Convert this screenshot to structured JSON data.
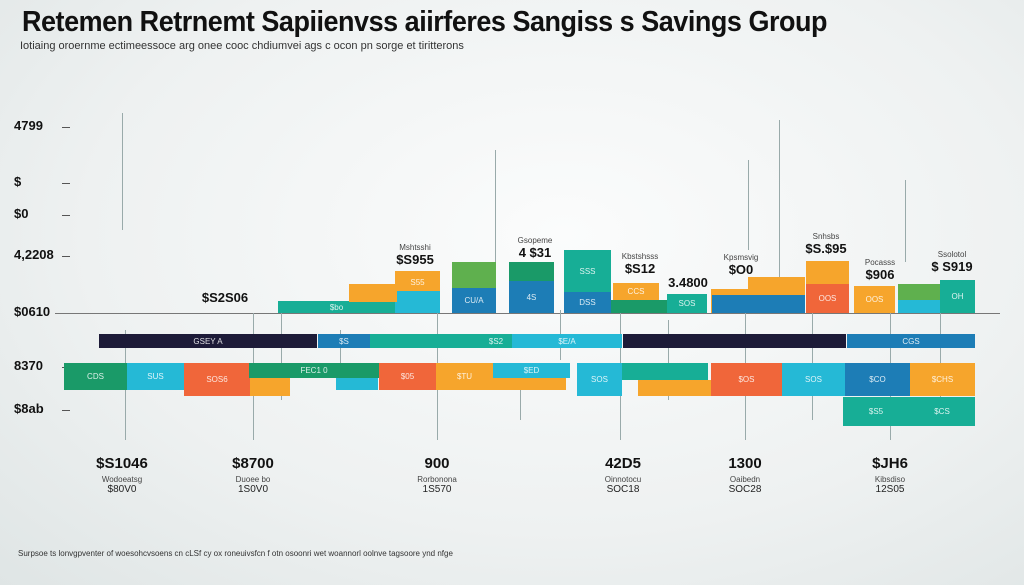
{
  "chart_data": {
    "type": "bar",
    "title": "Retemen Retrnemt Sapiienvss aiirferes Sangiss s Savings Group",
    "subtitle": "Iotiaing oroernme ectimeessoce arg onee cooc chdiumvei ags c ocon pn sorge et tiritterons",
    "y_tick_labels": [
      "4799",
      "$",
      "$0",
      "4,2208",
      "$0610",
      "8370",
      "$8ab"
    ],
    "annotations": [
      {
        "small": "",
        "big": "$S2S06"
      },
      {
        "small": "Mshtsshi",
        "big": "$S955"
      },
      {
        "small": "Gsopeme",
        "big": "4 $31"
      },
      {
        "small": "Kbstshsss",
        "big": "$S12"
      },
      {
        "small": "",
        "big": "3.4800"
      },
      {
        "small": "Kpsmsvig",
        "big": "$O0"
      },
      {
        "small": "Snhsbs",
        "big": "$S.$95"
      },
      {
        "small": "Pocasss",
        "big": "$906"
      },
      {
        "small": "Ssolotol",
        "big": "$ S919"
      }
    ],
    "bar_labels": [
      "$bo",
      "S55",
      "CU/A",
      "4S",
      "SSS",
      "DSS",
      "CCS",
      "SOS",
      "OOS",
      "OOS",
      "OH",
      "GSEY A",
      "$S",
      "$S2",
      "$E/A",
      "CGS",
      "CDS",
      "SUS",
      "SOS6",
      "FEC1 0",
      "$05",
      "$TU",
      "$ED",
      "SOS",
      "$OS",
      "SOS",
      "$CO",
      "$CHS",
      "$S5",
      "$CS"
    ],
    "groups": [
      {
        "value": "$S1046",
        "label": "Wodoeatsg",
        "sub": "$80V0"
      },
      {
        "value": "$8700",
        "label": "Duoee bo",
        "sub": "1S0V0"
      },
      {
        "value": "900",
        "label": "Rorbonona",
        "sub": "1S570"
      },
      {
        "value": "42D5",
        "label": "Oinnotocu",
        "sub": "SOC18"
      },
      {
        "value": "1300",
        "label": "Oaibedn",
        "sub": "SOC28"
      },
      {
        "value": "$JH6",
        "label": "Kibsdiso",
        "sub": "12S05"
      }
    ],
    "footnote": "Surpsoe ts lonvgpventer of woesohcvsoens cn cLSf cy ox roneuivsfcn f otn osoonri wet woannorl oolnve tagsoore ynd nfge",
    "colors": {
      "green": "#1a9a68",
      "teal": "#17ae96",
      "cyan": "#25b9d6",
      "blue": "#1d7db6",
      "orange": "#f6a52c",
      "red": "#f0663a",
      "navy": "#1d1b38",
      "lightgreen": "#5fb04e"
    }
  }
}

### YOUR OBJECTIVE
Reproduce the material in its entirety and word for word, without the pictures.

### THE ANSWER
Convert this screenshot to structured JSON data.
{
  "chart_data": {
    "type": "bar",
    "title": "Retemen Retrnemt Sapiienvss aiirferes Sangiss s Savings Group",
    "subtitle": "Iotiaing oroernme ectimeessoce arg onee cooc chdiumvei ags c ocon pn sorge et tiritterons",
    "y_tick_labels": [
      "4799",
      "$",
      "$0",
      "4,2208",
      "$0610",
      "8370",
      "$8ab"
    ],
    "annotations": [
      {
        "small": "",
        "big": "$S2S06"
      },
      {
        "small": "Mshtsshi",
        "big": "$S955"
      },
      {
        "small": "Gsopeme",
        "big": "4 $31"
      },
      {
        "small": "Kbstshsss",
        "big": "$S12"
      },
      {
        "small": "",
        "big": "3.4800"
      },
      {
        "small": "Kpsmsvig",
        "big": "$O0"
      },
      {
        "small": "Snhsbs",
        "big": "$S.$95"
      },
      {
        "small": "Pocasss",
        "big": "$906"
      },
      {
        "small": "Ssolotol",
        "big": "$ S919"
      }
    ],
    "bar_labels": [
      "$bo",
      "S55",
      "CU/A",
      "4S",
      "SSS",
      "DSS",
      "CCS",
      "SOS",
      "OOS",
      "OOS",
      "OH",
      "GSEY A",
      "$S",
      "$S2",
      "$E/A",
      "CGS",
      "CDS",
      "SUS",
      "SOS6",
      "FEC1 0",
      "$05",
      "$TU",
      "$ED",
      "SOS",
      "$OS",
      "SOS",
      "$CO",
      "$CHS",
      "$S5",
      "$CS"
    ],
    "groups": [
      {
        "value": "$S1046",
        "label": "Wodoeatsg",
        "sub": "$80V0"
      },
      {
        "value": "$8700",
        "label": "Duoee bo",
        "sub": "1S0V0"
      },
      {
        "value": "900",
        "label": "Rorbonona",
        "sub": "1S570"
      },
      {
        "value": "42D5",
        "label": "Oinnotocu",
        "sub": "SOC18"
      },
      {
        "value": "1300",
        "label": "Oaibedn",
        "sub": "SOC28"
      },
      {
        "value": "$JH6",
        "label": "Kibsdiso",
        "sub": "12S05"
      }
    ],
    "footnote": "Surpsoe ts lonvgpventer of woesohcvsoens cn cLSf cy ox roneuivsfcn f otn osoonri wet woannorl oolnve tagsoore ynd nfge",
    "colors": {
      "green": "#1a9a68",
      "teal": "#17ae96",
      "cyan": "#25b9d6",
      "blue": "#1d7db6",
      "orange": "#f6a52c",
      "red": "#f0663a",
      "navy": "#1d1b38",
      "lightgreen": "#5fb04e"
    }
  }
}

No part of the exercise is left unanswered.